**TO BE DONE**
Give the number of lines in this listing that contain "MEETING", with no other words.

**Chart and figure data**
--*--
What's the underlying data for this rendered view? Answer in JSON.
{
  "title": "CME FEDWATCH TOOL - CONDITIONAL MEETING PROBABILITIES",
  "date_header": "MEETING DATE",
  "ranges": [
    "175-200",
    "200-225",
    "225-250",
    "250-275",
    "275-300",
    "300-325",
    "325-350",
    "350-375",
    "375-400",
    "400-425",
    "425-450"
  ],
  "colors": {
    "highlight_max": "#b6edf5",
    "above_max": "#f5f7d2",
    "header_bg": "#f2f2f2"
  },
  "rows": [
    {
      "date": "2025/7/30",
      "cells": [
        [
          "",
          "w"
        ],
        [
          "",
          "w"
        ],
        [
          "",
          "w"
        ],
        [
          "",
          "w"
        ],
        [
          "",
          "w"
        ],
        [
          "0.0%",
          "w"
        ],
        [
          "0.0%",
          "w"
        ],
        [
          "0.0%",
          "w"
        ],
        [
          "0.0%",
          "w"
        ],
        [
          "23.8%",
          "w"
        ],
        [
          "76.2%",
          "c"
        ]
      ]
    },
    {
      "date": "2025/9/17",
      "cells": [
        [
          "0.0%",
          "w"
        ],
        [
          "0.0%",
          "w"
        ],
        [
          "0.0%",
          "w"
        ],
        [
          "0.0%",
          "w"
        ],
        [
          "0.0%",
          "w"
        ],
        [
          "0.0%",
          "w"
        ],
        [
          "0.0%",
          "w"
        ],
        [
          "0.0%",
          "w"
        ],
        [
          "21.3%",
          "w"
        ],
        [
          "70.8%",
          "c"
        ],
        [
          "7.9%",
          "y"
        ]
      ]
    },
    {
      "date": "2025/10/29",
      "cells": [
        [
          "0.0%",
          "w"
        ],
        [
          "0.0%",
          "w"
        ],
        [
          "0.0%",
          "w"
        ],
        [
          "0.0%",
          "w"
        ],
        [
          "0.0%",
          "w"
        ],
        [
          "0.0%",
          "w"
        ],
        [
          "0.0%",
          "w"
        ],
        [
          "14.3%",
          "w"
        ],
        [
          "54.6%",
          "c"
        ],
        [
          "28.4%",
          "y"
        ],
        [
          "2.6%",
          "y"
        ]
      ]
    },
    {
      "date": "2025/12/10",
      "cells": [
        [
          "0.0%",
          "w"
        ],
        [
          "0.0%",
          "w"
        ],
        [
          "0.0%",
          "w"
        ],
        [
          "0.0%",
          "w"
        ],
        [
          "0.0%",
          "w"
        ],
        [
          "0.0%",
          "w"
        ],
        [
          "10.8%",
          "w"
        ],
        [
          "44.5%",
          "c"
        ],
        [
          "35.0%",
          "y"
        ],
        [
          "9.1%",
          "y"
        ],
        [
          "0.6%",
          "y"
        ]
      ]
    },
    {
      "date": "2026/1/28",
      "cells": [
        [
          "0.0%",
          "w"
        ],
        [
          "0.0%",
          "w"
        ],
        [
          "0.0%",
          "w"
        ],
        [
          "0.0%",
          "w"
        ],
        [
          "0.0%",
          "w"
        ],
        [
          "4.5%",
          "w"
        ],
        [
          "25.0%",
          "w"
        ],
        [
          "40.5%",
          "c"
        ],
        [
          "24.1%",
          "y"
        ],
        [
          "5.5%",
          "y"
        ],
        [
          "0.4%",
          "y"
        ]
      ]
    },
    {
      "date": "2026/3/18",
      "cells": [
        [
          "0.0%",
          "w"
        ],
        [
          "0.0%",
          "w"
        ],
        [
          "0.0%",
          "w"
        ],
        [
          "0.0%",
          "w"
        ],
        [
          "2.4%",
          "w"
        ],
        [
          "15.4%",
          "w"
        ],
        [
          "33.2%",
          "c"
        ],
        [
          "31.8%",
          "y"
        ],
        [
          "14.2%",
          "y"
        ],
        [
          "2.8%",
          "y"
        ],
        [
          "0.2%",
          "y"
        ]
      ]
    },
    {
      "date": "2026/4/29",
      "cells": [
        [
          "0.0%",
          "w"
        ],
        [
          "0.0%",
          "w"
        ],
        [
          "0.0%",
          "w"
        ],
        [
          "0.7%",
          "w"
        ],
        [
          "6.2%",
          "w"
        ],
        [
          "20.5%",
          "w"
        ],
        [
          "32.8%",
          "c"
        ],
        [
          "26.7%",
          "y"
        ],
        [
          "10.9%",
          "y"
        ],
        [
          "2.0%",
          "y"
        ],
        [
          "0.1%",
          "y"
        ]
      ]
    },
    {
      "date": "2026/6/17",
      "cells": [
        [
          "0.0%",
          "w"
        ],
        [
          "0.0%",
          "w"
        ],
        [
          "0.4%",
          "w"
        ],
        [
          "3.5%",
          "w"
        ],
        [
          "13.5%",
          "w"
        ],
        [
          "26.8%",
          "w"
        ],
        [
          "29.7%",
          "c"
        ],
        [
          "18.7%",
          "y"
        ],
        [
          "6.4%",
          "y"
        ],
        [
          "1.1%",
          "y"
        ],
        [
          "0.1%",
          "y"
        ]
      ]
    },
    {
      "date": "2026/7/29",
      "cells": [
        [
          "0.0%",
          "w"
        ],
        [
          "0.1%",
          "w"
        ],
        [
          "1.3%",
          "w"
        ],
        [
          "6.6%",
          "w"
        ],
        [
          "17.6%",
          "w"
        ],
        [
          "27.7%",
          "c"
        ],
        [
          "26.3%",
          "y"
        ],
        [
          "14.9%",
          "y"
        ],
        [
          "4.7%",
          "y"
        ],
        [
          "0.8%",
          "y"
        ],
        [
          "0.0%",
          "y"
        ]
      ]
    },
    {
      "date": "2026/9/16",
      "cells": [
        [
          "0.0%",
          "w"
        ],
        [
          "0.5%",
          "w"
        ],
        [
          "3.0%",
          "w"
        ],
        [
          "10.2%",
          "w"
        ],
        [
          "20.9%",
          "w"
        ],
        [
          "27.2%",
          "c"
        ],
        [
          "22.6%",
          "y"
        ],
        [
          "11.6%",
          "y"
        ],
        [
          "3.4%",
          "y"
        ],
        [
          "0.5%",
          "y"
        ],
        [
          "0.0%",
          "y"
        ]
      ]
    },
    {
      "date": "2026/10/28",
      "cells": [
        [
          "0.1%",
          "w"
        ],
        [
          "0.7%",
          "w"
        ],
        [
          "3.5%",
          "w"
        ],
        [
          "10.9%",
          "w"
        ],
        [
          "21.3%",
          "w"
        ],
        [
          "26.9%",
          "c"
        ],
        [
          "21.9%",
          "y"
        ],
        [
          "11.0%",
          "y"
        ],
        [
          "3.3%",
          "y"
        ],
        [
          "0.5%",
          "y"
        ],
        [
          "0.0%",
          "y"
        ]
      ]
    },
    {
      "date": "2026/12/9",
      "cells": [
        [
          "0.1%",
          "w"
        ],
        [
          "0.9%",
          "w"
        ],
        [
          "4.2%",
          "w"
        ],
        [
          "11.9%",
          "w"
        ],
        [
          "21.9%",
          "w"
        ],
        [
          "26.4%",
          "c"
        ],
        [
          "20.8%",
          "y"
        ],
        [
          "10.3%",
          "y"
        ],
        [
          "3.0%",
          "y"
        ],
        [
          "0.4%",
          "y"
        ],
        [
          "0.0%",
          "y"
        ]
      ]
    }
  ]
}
--*--
**ANSWER TO THIS EXERCISE**
2